Aim of the exercise:
Review the lines that follow and copy each one that contains the word "Constitution".

Records for processing:
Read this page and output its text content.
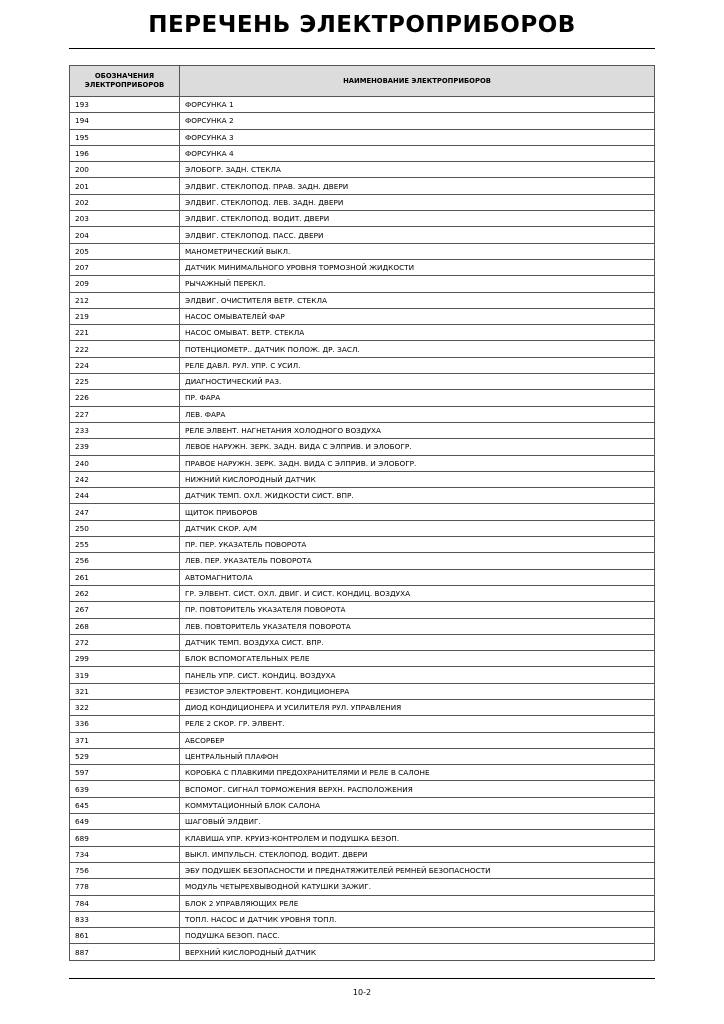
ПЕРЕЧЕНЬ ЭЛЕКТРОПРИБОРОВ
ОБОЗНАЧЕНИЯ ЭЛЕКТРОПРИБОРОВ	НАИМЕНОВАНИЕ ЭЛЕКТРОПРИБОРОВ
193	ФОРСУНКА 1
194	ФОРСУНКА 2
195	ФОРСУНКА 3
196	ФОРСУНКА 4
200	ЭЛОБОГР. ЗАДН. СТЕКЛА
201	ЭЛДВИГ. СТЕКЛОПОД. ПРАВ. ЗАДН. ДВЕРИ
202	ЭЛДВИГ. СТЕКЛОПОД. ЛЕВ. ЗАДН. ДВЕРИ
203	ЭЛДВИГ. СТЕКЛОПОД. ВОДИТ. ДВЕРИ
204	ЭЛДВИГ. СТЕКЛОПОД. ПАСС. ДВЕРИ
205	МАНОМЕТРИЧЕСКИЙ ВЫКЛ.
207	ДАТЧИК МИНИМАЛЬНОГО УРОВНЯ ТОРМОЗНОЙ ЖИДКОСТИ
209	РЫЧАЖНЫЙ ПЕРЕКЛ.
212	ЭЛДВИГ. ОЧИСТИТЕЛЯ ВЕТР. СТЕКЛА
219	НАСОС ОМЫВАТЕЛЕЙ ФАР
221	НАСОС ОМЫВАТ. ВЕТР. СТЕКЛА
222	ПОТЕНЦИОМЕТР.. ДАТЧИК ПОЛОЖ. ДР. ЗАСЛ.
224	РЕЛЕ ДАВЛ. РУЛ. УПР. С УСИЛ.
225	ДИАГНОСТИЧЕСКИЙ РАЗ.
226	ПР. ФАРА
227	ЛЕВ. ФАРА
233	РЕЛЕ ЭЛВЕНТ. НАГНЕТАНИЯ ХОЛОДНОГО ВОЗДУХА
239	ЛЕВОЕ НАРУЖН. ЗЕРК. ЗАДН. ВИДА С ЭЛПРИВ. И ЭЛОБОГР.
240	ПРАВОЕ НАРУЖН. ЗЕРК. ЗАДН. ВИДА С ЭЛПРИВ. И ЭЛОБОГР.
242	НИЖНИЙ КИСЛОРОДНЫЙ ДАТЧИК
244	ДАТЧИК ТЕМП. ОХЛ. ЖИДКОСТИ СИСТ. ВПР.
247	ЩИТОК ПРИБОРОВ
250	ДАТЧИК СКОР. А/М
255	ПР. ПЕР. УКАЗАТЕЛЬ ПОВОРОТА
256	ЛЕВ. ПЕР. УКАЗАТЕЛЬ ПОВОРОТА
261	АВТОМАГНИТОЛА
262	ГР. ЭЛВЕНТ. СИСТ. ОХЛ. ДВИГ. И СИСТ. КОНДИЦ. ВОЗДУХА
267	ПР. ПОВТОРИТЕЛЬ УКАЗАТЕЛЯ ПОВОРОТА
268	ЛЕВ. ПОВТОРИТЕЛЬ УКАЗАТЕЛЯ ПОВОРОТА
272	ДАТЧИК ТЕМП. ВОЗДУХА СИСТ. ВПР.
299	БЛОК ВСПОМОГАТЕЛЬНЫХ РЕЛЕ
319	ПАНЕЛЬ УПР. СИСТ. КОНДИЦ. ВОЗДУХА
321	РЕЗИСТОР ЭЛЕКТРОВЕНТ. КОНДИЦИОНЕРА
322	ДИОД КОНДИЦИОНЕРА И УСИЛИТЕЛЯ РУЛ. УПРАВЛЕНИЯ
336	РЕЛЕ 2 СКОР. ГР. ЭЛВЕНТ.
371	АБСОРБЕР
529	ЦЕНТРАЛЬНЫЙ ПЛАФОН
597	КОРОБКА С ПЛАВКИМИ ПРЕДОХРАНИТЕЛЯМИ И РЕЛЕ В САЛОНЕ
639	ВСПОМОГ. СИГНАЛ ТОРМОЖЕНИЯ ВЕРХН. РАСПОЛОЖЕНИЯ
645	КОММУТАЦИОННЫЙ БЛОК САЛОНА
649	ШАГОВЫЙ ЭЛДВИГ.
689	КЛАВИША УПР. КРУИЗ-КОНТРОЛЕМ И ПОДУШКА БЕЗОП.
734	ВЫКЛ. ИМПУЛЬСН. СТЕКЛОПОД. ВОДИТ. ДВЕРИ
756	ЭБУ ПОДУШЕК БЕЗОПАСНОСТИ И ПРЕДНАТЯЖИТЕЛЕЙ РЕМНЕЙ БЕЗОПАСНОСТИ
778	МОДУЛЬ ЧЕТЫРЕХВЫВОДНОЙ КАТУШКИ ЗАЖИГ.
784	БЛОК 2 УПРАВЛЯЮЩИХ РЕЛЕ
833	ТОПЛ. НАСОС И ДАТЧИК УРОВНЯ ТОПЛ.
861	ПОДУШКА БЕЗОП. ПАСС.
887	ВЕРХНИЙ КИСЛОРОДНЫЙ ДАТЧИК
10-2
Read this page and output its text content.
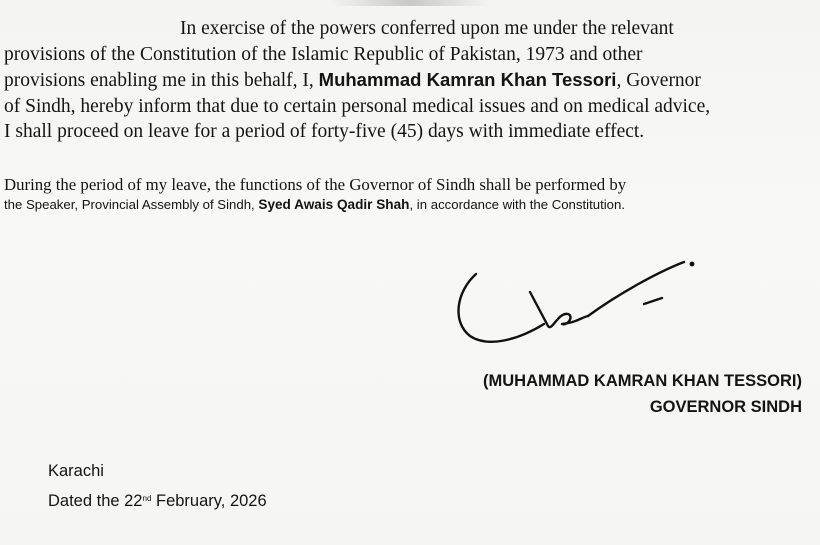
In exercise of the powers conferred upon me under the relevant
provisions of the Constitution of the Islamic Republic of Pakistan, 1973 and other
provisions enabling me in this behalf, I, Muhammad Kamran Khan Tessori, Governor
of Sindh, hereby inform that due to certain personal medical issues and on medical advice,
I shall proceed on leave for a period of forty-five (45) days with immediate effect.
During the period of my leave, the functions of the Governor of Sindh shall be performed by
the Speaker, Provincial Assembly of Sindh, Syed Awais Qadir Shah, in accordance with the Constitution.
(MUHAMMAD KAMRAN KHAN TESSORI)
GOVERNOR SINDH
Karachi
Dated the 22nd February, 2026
...
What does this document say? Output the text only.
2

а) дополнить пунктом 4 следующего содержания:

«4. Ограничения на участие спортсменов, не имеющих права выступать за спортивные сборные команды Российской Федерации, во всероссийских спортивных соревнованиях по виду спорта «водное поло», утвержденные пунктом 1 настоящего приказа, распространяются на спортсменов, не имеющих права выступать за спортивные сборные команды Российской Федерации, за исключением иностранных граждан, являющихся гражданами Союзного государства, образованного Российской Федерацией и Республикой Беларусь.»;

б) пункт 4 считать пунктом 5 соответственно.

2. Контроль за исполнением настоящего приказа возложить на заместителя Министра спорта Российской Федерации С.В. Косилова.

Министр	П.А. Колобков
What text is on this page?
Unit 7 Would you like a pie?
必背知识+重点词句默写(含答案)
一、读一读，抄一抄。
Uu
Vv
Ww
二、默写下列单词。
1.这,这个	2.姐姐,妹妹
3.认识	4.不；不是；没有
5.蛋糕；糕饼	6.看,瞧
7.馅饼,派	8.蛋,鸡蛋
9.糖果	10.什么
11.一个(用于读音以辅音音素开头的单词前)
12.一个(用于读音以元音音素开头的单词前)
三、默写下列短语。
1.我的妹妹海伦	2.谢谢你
* * *
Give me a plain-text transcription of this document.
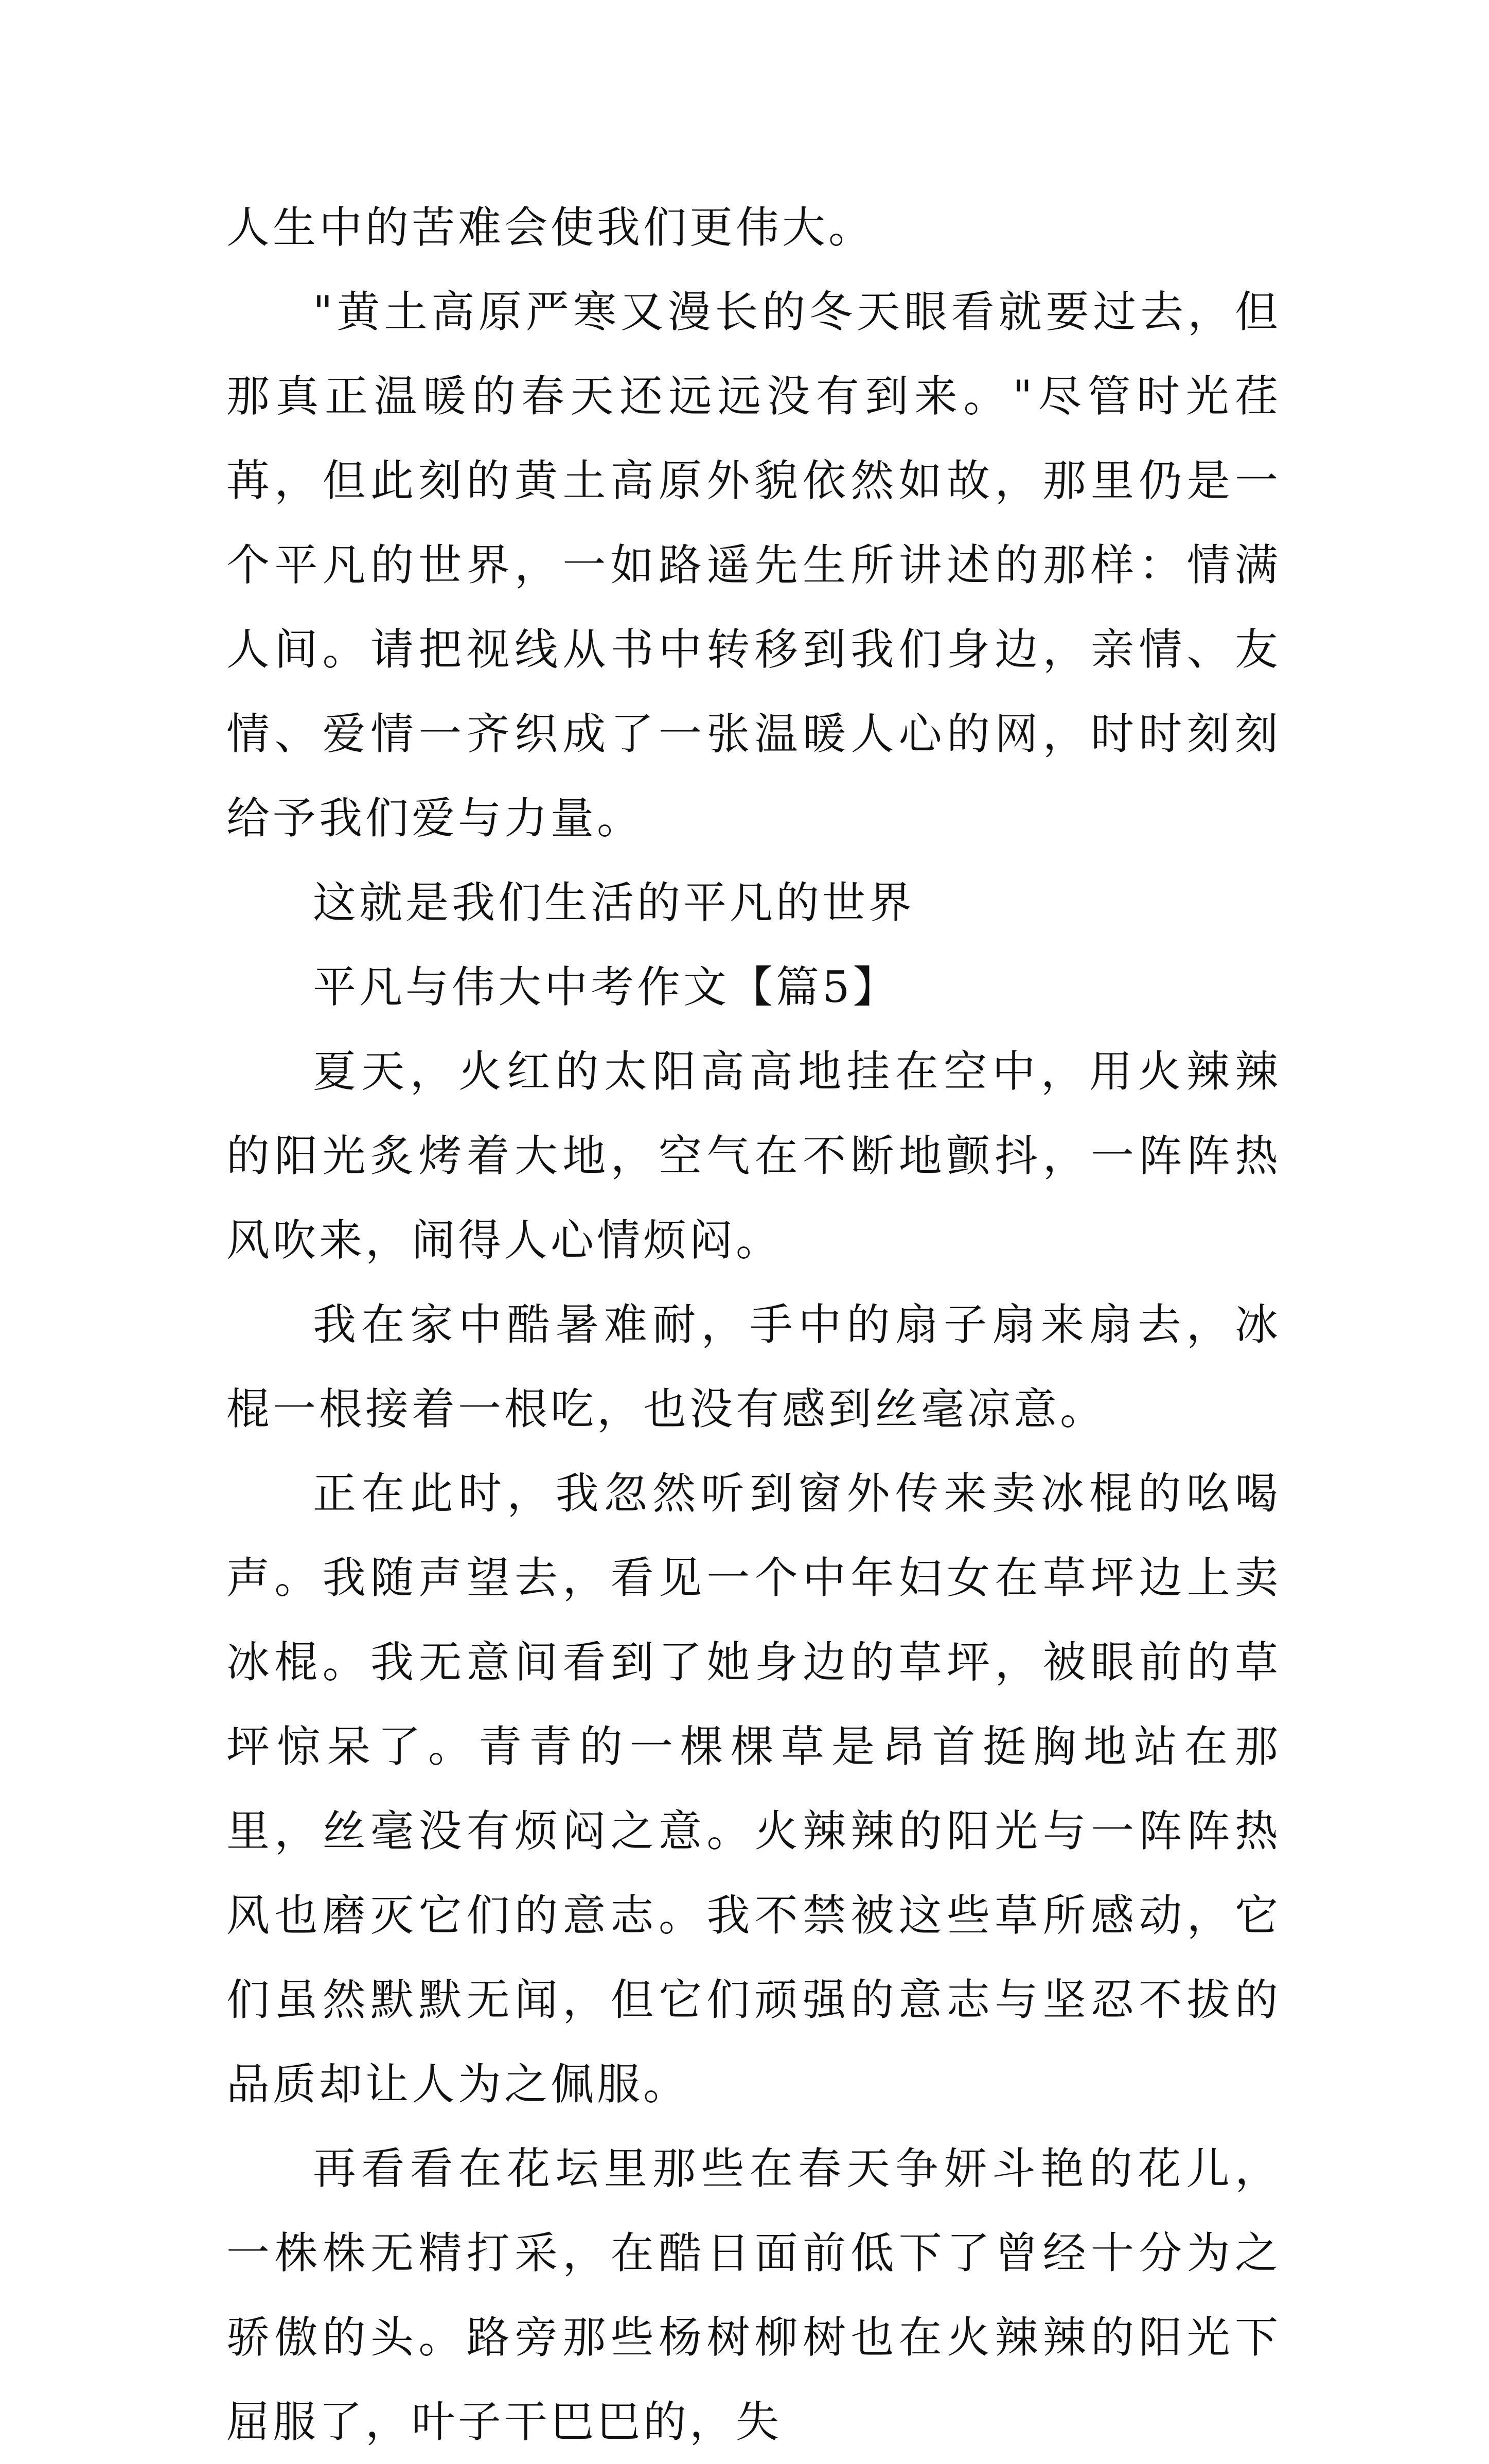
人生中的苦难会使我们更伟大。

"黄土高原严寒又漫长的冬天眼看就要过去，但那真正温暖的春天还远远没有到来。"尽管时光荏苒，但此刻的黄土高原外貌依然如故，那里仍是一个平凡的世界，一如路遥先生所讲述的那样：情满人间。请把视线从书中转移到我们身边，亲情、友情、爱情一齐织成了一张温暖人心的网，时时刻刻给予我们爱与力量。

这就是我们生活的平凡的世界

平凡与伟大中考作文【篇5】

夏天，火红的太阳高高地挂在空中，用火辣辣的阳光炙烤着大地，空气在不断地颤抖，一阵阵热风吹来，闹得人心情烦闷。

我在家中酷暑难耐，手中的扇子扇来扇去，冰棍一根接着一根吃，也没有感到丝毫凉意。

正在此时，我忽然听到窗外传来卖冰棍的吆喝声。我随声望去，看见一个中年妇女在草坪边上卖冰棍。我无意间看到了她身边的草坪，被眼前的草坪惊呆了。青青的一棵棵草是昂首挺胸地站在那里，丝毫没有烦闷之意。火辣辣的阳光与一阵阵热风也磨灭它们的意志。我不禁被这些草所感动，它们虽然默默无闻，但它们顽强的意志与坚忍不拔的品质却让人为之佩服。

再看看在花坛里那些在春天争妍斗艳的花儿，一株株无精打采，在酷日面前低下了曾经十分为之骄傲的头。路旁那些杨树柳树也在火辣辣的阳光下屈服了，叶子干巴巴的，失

Problem solution:
provisions of the Constitution of the Islamic Republic of Pakistan, 1973 and other
the Speaker, Provincial Assembly of Sindh, Syed Awais Qadir Shah, in accordance with the Constitution.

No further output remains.